--- GIVEN RECORDS ---

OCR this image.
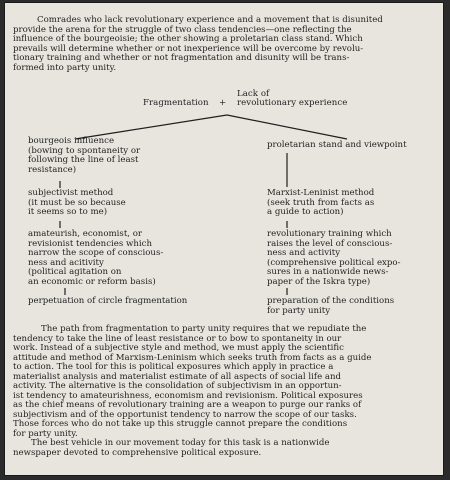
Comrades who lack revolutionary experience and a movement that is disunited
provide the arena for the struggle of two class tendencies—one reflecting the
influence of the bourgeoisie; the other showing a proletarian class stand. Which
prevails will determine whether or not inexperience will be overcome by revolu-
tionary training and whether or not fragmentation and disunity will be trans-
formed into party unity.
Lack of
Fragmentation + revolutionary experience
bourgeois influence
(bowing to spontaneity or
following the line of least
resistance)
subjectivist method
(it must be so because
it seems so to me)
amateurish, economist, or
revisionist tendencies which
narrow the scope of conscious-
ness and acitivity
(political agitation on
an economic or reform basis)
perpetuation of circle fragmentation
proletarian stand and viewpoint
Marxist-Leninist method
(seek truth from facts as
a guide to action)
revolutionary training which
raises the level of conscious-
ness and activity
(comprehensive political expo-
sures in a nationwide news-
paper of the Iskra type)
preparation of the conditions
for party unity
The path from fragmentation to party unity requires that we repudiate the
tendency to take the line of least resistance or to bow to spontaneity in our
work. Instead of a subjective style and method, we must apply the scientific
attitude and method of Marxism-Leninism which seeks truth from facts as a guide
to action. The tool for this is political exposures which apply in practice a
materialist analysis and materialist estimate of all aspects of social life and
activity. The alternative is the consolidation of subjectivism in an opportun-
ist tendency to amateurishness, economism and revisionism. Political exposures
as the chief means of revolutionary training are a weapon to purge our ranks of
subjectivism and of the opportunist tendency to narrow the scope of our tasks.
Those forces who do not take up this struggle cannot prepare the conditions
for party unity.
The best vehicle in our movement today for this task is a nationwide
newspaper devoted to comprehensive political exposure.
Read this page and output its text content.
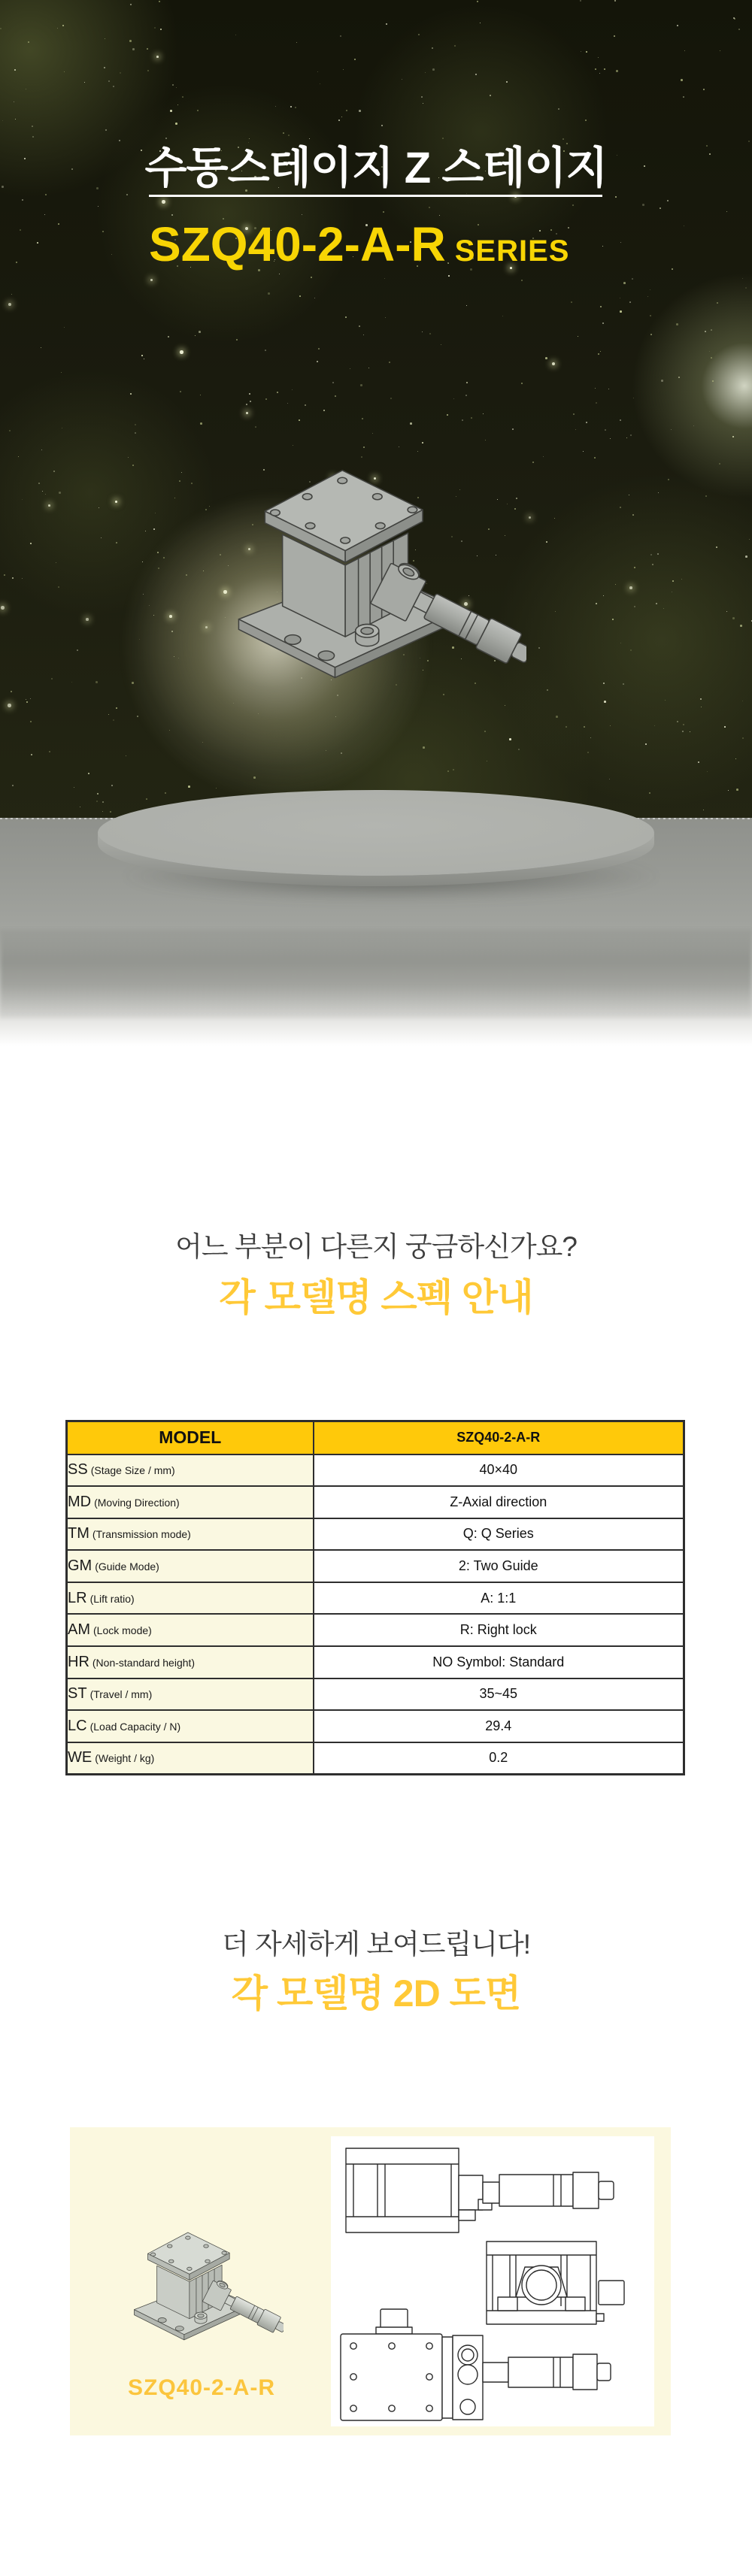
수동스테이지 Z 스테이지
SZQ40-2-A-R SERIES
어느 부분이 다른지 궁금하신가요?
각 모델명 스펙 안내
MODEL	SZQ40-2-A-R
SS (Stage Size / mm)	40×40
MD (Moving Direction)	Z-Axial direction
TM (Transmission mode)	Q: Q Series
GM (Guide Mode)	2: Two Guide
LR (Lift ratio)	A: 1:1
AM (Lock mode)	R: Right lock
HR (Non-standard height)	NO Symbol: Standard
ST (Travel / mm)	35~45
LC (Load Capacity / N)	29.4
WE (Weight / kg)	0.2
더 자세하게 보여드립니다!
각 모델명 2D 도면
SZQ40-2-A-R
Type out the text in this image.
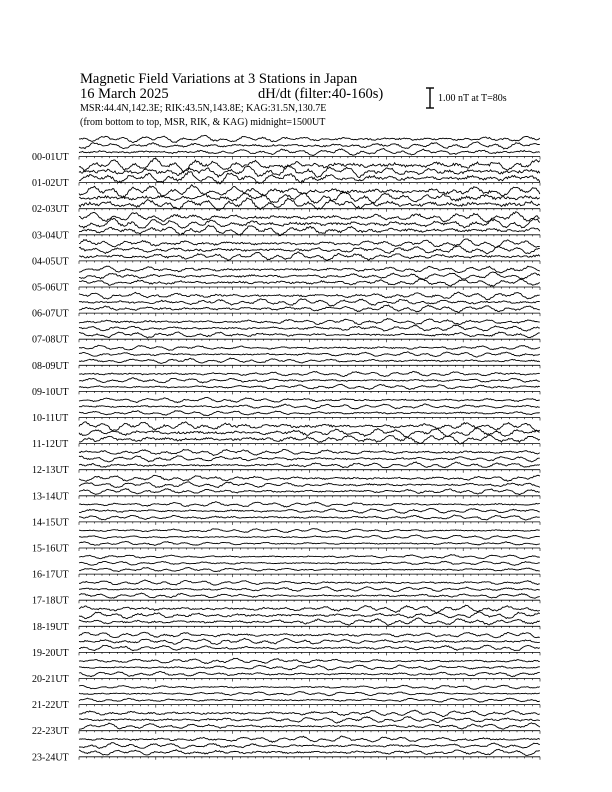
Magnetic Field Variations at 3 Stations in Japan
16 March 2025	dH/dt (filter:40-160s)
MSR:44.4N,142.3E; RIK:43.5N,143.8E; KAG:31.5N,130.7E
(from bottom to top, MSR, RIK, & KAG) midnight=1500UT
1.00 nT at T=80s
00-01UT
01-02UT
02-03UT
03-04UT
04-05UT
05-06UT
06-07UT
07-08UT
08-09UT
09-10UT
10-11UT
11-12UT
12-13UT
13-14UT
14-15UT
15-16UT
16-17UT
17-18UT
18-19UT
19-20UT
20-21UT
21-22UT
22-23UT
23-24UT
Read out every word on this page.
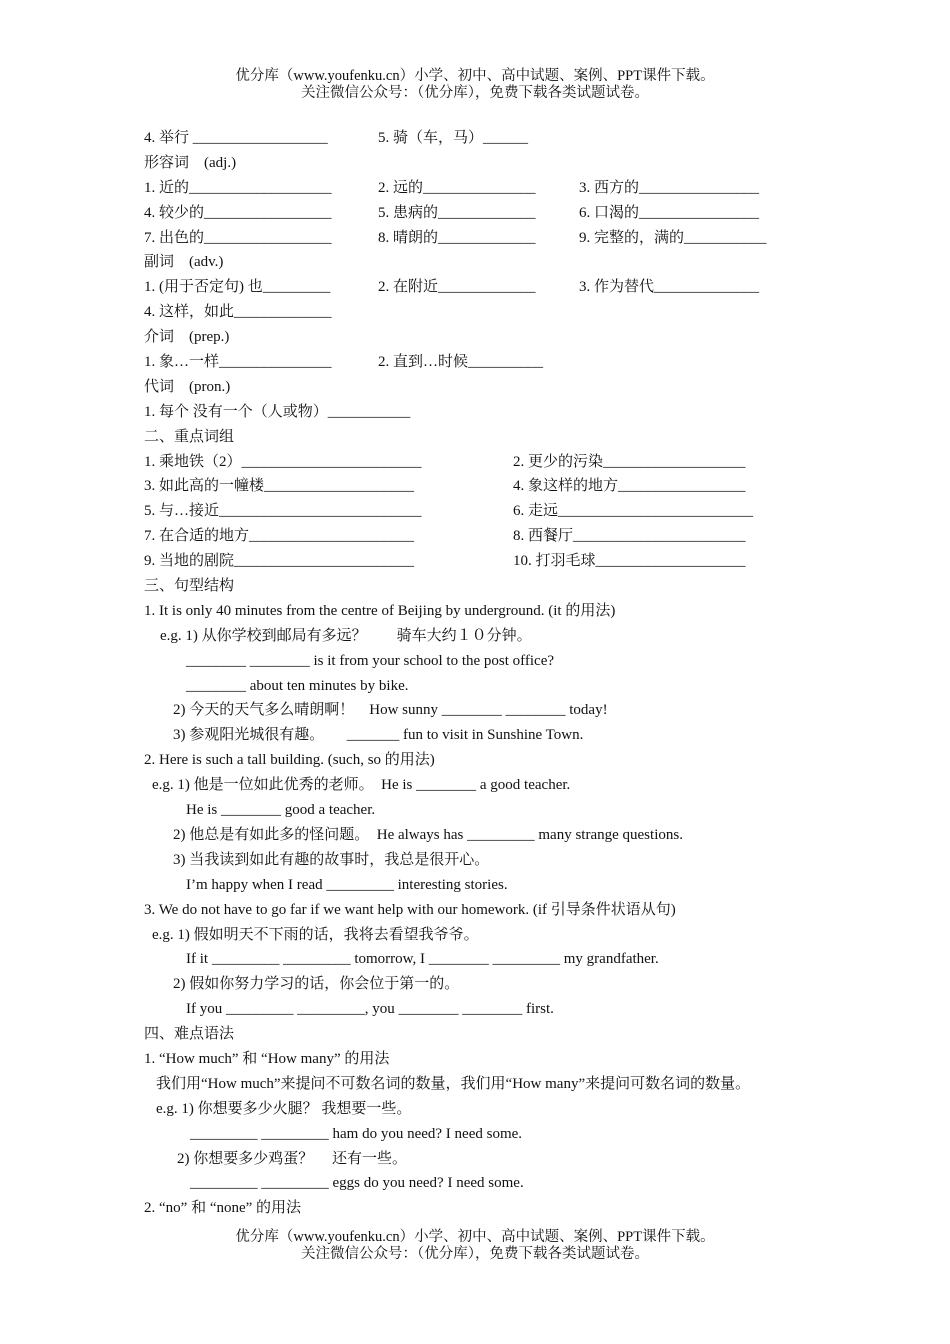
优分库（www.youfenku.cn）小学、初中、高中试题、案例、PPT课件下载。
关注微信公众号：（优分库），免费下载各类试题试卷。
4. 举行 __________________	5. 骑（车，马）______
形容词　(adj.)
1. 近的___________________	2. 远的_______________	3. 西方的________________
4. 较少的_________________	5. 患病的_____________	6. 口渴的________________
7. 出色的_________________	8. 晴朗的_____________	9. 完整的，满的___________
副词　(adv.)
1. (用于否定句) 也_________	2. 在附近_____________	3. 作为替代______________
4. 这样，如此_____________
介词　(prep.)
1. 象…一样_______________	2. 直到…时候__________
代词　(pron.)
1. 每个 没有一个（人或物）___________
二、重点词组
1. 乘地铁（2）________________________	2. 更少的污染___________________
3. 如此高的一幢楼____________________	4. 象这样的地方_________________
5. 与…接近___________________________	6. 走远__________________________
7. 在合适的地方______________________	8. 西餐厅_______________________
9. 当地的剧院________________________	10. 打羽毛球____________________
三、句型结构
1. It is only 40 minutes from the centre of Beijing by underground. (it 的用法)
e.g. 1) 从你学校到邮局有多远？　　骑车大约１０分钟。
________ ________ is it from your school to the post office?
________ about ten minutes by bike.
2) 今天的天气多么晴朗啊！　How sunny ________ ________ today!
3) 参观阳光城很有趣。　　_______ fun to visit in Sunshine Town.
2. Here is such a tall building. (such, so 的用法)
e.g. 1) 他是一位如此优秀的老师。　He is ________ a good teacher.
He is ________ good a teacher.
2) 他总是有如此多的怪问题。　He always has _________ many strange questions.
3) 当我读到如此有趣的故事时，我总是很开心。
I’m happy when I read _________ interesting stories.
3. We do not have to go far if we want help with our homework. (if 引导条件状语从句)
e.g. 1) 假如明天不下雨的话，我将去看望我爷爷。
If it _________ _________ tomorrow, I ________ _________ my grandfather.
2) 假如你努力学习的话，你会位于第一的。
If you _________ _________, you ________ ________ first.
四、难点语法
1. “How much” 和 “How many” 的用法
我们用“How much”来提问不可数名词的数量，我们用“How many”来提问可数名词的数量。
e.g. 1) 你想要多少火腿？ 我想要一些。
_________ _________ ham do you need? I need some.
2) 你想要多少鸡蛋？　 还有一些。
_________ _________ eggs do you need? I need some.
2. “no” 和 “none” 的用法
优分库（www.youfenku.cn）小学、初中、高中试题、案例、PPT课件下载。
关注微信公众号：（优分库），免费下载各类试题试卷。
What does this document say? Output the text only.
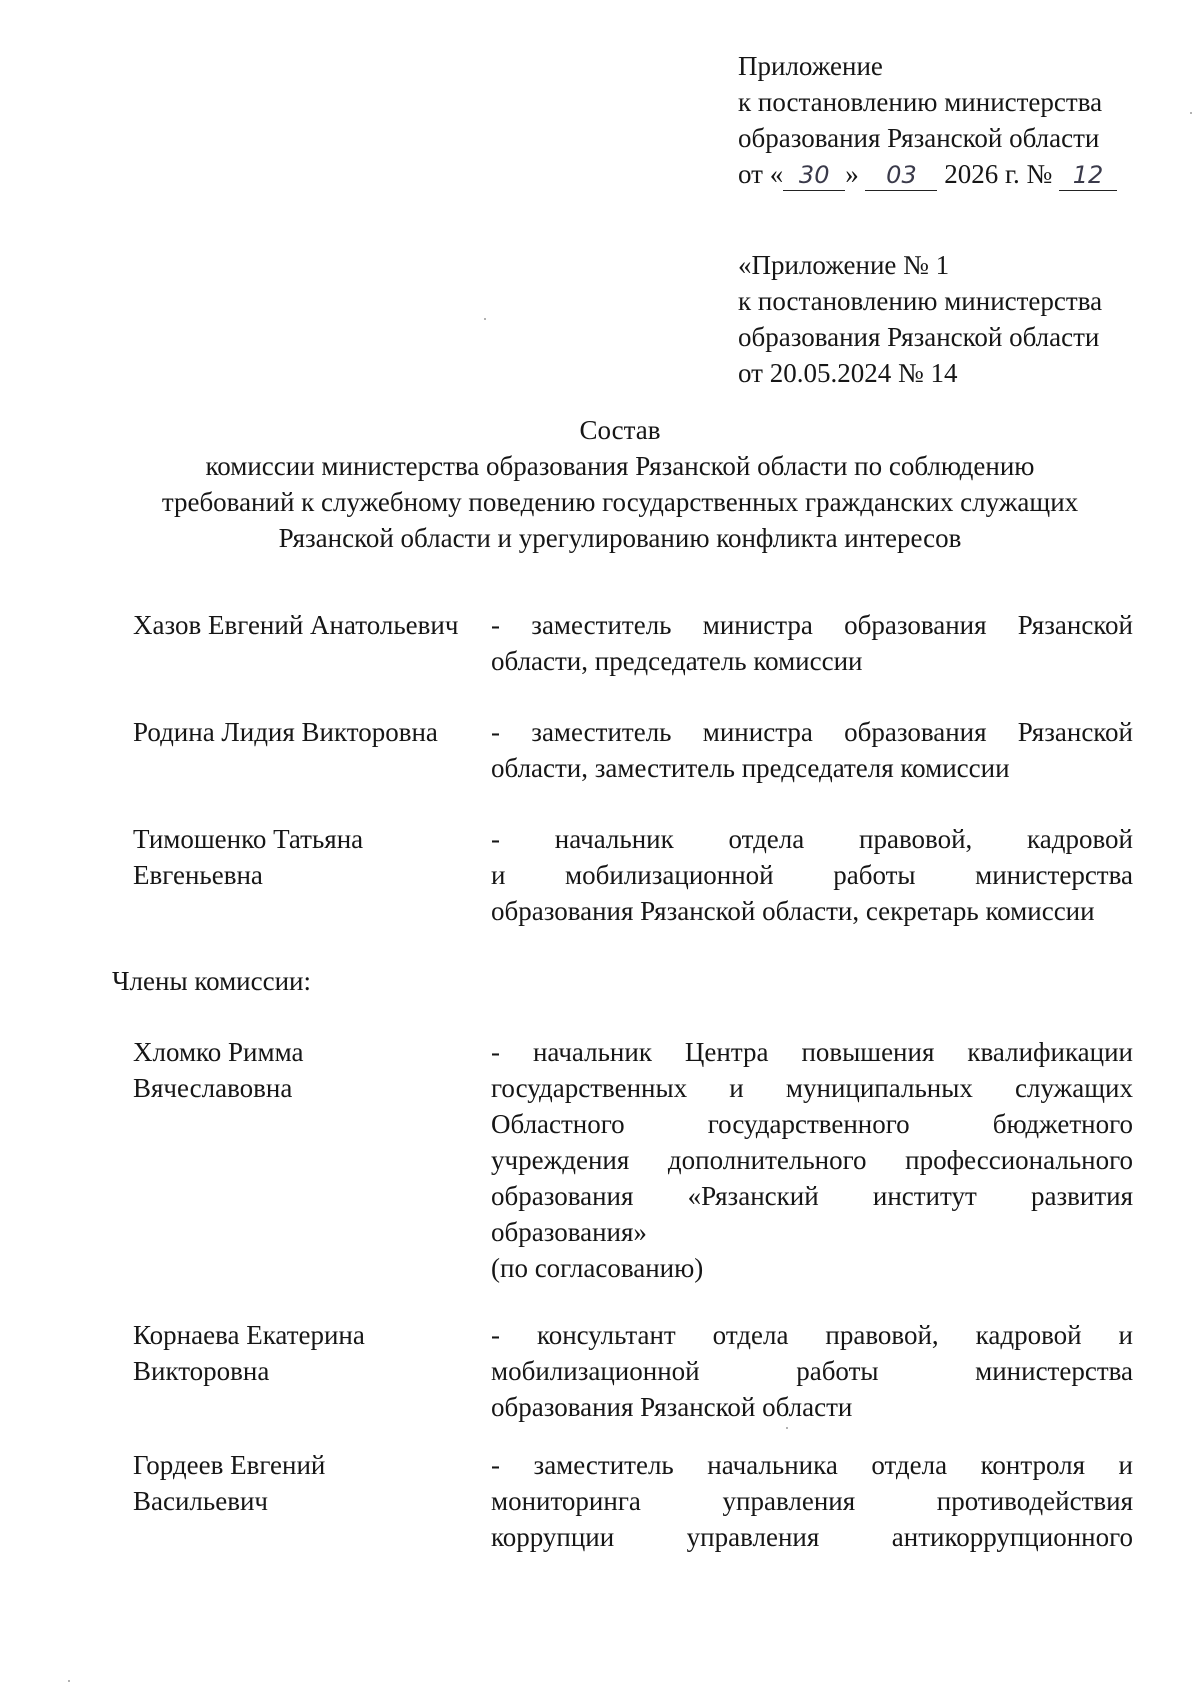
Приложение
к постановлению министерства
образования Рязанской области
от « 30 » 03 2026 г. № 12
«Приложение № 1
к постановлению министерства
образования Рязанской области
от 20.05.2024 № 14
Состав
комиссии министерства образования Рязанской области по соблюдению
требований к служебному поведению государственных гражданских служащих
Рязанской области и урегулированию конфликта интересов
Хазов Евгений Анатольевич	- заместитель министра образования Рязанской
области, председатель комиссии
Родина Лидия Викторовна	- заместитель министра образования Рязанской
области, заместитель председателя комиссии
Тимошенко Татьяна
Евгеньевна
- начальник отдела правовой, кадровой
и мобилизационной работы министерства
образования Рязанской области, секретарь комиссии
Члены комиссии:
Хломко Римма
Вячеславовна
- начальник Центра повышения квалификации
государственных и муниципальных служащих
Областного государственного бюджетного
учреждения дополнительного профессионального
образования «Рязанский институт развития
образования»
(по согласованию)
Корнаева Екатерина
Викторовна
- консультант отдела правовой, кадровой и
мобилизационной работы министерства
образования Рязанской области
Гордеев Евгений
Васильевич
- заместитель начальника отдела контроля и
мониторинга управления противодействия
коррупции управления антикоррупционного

---

**STATED GOAL**
From the material above, write out exactly the lines from the line with "What does this" through the closing line, inclusive, and no pictures.

**FINAL ANSWER**
What does this document say? Output the text only.
Приложение
к постановлению министерства
образования Рязанской области
от « 30 » 03 2026 г. № 12
«Приложение № 1
к постановлению министерства
образования Рязанской области
от 20.05.2024 № 14
Состав
комиссии министерства образования Рязанской области по соблюдению
требований к служебному поведению государственных гражданских служащих
Рязанской области и урегулированию конфликта интересов
Хазов Евгений Анатольевич	- заместитель министра образования Рязанской
области, председатель комиссии
Родина Лидия Викторовна	- заместитель министра образования Рязанской
области, заместитель председателя комиссии
Тимошенко Татьяна
Евгеньевна
- начальник отдела правовой, кадровой
и мобилизационной работы министерства
образования Рязанской области, секретарь комиссии
Члены комиссии:
Хломко Римма
Вячеславовна
- начальник Центра повышения квалификации
государственных и муниципальных служащих
Областного государственного бюджетного
учреждения дополнительного профессионального
образования «Рязанский институт развития
образования»
(по согласованию)
Корнаева Екатерина
Викторовна
- консультант отдела правовой, кадровой и
мобилизационной работы министерства
образования Рязанской области
Гордеев Евгений
Васильевич
- заместитель начальника отдела контроля и
мониторинга управления противодействия
коррупции управления антикоррупционного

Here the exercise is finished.